What you have to do: Extract all records. Keep each one exact.

Source records:
----
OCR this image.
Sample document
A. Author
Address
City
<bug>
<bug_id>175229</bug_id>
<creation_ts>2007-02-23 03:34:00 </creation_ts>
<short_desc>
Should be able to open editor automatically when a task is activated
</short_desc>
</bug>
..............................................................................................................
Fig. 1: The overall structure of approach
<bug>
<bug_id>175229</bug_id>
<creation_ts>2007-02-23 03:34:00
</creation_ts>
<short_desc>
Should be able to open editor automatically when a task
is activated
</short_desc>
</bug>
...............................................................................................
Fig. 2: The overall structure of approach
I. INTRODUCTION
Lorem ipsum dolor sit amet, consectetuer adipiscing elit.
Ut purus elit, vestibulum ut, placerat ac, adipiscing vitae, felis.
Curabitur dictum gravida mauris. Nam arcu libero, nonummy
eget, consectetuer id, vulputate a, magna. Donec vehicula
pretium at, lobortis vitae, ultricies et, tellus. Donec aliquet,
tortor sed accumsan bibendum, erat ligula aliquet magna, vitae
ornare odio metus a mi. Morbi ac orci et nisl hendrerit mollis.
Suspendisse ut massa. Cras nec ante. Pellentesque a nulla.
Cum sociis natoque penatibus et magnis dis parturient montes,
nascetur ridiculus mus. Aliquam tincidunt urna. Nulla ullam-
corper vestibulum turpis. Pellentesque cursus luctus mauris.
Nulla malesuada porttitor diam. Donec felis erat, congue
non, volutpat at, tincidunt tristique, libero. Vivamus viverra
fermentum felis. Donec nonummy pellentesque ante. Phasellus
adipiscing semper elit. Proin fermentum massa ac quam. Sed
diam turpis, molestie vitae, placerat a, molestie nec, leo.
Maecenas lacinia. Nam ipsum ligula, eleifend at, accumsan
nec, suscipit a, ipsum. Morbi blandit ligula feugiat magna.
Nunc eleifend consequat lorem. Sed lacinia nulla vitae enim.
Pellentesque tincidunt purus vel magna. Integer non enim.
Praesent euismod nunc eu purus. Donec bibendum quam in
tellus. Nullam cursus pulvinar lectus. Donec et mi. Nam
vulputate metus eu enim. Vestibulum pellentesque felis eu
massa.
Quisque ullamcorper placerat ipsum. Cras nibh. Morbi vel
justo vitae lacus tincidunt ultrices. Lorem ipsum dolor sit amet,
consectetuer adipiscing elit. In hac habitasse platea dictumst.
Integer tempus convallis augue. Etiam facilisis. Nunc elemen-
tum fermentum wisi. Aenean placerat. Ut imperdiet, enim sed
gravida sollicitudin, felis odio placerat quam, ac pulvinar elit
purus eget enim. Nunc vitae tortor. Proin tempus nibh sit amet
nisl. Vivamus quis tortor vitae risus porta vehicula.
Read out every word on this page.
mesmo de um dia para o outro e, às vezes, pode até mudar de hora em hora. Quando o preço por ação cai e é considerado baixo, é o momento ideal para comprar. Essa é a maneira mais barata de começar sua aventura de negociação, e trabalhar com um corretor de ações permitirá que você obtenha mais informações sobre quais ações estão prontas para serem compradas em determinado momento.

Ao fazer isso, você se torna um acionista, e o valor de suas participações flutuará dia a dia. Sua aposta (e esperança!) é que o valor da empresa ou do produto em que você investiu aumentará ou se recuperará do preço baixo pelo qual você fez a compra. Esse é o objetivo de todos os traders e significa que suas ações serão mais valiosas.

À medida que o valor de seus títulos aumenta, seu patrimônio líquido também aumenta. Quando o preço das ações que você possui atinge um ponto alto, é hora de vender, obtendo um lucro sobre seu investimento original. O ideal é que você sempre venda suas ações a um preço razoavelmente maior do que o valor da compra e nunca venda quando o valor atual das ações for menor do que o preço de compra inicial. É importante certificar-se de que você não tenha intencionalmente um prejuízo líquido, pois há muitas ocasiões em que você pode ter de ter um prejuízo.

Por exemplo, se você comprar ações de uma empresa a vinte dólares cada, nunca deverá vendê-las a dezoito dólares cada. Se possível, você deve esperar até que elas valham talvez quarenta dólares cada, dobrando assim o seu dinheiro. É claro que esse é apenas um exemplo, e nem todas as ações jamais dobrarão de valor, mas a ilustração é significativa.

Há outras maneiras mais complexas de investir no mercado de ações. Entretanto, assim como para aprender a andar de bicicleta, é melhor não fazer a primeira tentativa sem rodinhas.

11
----
Answer in full:
OCR this image.
Sample document
A. Author
Address
City
<bug>
<bug_id>175229</bug_id>
<creation_ts>2007-02-23 03:34:00 </creation_ts>
<short_desc>
Should be able to open editor automatically when a task is activated
</short_desc>
</bug>
..............................................................................................................
Fig. 1: The overall structure of approach
<bug>
<bug_id>175229</bug_id>
<creation_ts>2007-02-23 03:34:00
</creation_ts>
<short_desc>
Should be able to open editor automatically when a task
is activated
</short_desc>
</bug>
...............................................................................................
Fig. 2: The overall structure of approach
I. INTRODUCTION
Lorem ipsum dolor sit amet, consectetuer adipiscing elit.
Ut purus elit, vestibulum ut, placerat ac, adipiscing vitae, felis.
Curabitur dictum gravida mauris. Nam arcu libero, nonummy
eget, consectetuer id, vulputate a, magna. Donec vehicula
pretium at, lobortis vitae, ultricies et, tellus. Donec aliquet,
tortor sed accumsan bibendum, erat ligula aliquet magna, vitae
ornare odio metus a mi. Morbi ac orci et nisl hendrerit mollis.
Suspendisse ut massa. Cras nec ante. Pellentesque a nulla.
Cum sociis natoque penatibus et magnis dis parturient montes,
nascetur ridiculus mus. Aliquam tincidunt urna. Nulla ullam-
corper vestibulum turpis. Pellentesque cursus luctus mauris.
Nulla malesuada porttitor diam. Donec felis erat, congue
non, volutpat at, tincidunt tristique, libero. Vivamus viverra
fermentum felis. Donec nonummy pellentesque ante. Phasellus
adipiscing semper elit. Proin fermentum massa ac quam. Sed
diam turpis, molestie vitae, placerat a, molestie nec, leo.
Maecenas lacinia. Nam ipsum ligula, eleifend at, accumsan
nec, suscipit a, ipsum. Morbi blandit ligula feugiat magna.
Nunc eleifend consequat lorem. Sed lacinia nulla vitae enim.
Pellentesque tincidunt purus vel magna. Integer non enim.
Praesent euismod nunc eu purus. Donec bibendum quam in
tellus. Nullam cursus pulvinar lectus. Donec et mi. Nam
vulputate metus eu enim. Vestibulum pellentesque felis eu
massa.
Quisque ullamcorper placerat ipsum. Cras nibh. Morbi vel
justo vitae lacus tincidunt ultrices. Lorem ipsum dolor sit amet,
consectetuer adipiscing elit. In hac habitasse platea dictumst.
Integer tempus convallis augue. Etiam facilisis. Nunc elemen-
tum fermentum wisi. Aenean placerat. Ut imperdiet, enim sed
gravida sollicitudin, felis odio placerat quam, ac pulvinar elit
purus eget enim. Nunc vitae tortor. Proin tempus nibh sit amet
nisl. Vivamus quis tortor vitae risus porta vehicula.
Read out every word on this page.
mesmo de um dia para o outro e, às vezes, pode até mudar de hora em hora. Quando o preço por ação cai e é considerado baixo, é o momento ideal para comprar. Essa é a maneira mais barata de começar sua aventura de negociação, e trabalhar com um corretor de ações permitirá que você obtenha mais informações sobre quais ações estão prontas para serem compradas em determinado momento.

Ao fazer isso, você se torna um acionista, e o valor de suas participações flutuará dia a dia. Sua aposta (e esperança!) é que o valor da empresa ou do produto em que você investiu aumentará ou se recuperará do preço baixo pelo qual você fez a compra. Esse é o objetivo de todos os traders e significa que suas ações serão mais valiosas.

À medida que o valor de seus títulos aumenta, seu patrimônio líquido também aumenta. Quando o preço das ações que você possui atinge um ponto alto, é hora de vender, obtendo um lucro sobre seu investimento original. O ideal é que você sempre venda suas ações a um preço razoavelmente maior do que o valor da compra e nunca venda quando o valor atual das ações for menor do que o preço de compra inicial. É importante certificar-se de que você não tenha intencionalmente um prejuízo líquido, pois há muitas ocasiões em que você pode ter de ter um prejuízo.

Por exemplo, se você comprar ações de uma empresa a vinte dólares cada, nunca deverá vendê-las a dezoito dólares cada. Se possível, você deve esperar até que elas valham talvez quarenta dólares cada, dobrando assim o seu dinheiro. É claro que esse é apenas um exemplo, e nem todas as ações jamais dobrarão de valor, mas a ilustração é significativa.

Há outras maneiras mais complexas de investir no mercado de ações. Entretanto, assim como para aprender a andar de bicicleta, é melhor não fazer a primeira tentativa sem rodinhas.

11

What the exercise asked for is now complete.